(Saved data entries)
start

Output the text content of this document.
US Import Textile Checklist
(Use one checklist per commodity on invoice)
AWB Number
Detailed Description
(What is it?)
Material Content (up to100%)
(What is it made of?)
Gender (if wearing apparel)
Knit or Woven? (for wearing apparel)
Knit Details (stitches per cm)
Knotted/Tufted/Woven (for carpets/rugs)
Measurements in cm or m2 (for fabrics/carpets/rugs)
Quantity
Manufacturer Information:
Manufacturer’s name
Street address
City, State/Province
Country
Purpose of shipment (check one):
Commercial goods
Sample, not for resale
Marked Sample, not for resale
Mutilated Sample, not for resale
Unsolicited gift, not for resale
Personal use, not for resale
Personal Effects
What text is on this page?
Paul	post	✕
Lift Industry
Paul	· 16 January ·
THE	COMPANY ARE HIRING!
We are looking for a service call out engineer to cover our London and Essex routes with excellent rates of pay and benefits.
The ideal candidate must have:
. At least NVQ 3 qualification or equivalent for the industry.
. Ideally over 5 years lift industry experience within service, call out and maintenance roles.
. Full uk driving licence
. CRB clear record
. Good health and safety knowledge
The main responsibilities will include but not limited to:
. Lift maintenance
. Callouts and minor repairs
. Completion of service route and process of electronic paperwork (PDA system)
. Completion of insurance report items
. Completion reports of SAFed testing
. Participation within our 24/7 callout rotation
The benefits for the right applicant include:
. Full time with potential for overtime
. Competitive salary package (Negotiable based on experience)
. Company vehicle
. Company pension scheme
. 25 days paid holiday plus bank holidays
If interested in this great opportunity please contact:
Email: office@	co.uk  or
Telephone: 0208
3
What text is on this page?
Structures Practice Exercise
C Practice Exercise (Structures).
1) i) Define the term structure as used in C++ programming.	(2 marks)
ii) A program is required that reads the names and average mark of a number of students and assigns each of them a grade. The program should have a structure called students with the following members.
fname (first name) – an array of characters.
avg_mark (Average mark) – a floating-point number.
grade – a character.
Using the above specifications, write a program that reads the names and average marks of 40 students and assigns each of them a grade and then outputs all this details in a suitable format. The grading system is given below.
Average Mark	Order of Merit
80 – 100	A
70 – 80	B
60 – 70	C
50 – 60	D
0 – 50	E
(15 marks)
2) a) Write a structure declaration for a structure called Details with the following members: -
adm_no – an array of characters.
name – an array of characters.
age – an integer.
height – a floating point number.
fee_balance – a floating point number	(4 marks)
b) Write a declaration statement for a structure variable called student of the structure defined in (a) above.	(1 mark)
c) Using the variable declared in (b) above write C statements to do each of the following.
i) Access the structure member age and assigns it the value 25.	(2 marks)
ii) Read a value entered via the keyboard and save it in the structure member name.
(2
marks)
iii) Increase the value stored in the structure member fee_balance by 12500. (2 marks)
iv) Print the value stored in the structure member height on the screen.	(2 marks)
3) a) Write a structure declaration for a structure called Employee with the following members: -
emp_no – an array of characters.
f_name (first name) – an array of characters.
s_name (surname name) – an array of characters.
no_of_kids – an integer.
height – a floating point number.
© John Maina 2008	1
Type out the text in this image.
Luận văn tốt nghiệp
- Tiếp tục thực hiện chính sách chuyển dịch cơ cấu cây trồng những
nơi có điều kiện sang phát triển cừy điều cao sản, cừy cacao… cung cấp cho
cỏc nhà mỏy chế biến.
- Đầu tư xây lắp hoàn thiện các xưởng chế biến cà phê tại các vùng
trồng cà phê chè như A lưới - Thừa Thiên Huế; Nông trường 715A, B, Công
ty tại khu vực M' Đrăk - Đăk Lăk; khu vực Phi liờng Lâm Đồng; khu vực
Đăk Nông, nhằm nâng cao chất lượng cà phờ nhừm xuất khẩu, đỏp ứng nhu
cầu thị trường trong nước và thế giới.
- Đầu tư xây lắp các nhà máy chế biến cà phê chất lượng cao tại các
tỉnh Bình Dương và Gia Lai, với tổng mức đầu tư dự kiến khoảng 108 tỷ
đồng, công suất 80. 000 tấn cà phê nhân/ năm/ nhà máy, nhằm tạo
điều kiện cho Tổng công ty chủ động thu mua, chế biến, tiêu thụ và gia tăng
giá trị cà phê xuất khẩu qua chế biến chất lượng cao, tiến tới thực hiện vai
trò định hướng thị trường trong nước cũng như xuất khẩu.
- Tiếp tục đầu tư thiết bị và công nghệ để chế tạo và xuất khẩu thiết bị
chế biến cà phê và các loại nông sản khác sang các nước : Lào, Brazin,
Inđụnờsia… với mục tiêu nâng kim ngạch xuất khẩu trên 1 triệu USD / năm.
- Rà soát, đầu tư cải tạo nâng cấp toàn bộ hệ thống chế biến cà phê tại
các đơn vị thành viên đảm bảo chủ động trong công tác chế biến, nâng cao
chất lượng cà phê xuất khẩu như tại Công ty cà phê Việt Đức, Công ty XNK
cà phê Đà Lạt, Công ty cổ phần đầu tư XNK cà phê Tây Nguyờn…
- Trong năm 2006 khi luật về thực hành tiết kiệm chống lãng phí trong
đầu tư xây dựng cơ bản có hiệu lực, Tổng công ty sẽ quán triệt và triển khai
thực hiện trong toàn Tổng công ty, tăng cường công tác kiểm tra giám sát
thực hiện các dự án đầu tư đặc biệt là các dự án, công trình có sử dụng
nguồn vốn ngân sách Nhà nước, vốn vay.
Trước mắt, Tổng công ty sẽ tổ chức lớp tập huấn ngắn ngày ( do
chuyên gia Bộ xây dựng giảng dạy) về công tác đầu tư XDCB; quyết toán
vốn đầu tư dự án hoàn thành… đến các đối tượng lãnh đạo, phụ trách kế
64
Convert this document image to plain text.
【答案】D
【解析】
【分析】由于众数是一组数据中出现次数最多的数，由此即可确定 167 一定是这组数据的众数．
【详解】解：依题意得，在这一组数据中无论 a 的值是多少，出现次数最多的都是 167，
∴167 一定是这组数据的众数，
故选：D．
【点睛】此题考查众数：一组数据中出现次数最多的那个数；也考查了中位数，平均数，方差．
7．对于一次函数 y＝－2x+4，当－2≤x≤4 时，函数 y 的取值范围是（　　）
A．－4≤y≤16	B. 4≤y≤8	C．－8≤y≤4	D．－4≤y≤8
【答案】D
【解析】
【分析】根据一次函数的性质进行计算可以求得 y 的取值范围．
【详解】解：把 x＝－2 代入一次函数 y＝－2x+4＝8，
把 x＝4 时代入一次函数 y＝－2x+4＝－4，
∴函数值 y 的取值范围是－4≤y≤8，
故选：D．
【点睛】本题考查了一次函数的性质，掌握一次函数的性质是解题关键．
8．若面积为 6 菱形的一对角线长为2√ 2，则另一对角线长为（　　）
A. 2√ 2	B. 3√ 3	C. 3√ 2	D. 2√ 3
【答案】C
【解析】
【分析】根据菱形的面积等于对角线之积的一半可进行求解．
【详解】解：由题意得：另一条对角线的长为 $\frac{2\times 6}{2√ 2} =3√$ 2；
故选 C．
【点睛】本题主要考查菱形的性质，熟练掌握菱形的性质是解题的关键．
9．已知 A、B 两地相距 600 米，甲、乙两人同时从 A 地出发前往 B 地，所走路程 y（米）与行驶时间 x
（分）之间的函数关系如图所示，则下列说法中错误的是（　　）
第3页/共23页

end

# WRITTEN EXERCISE:
Show the lines from the data above that contain the string "called".

# FULL OUTPUT:
ii) A program is required that reads the names and average mark of a number of students and assigns each of them a grade. The program should have a structure called students with the following members.
2) a) Write a structure declaration for a structure called Details with the following members: -
b) Write a declaration statement for a structure variable called student of the structure defined in (a) above.	(1 mark)
3) a) Write a structure declaration for a structure called Employee with the following members: -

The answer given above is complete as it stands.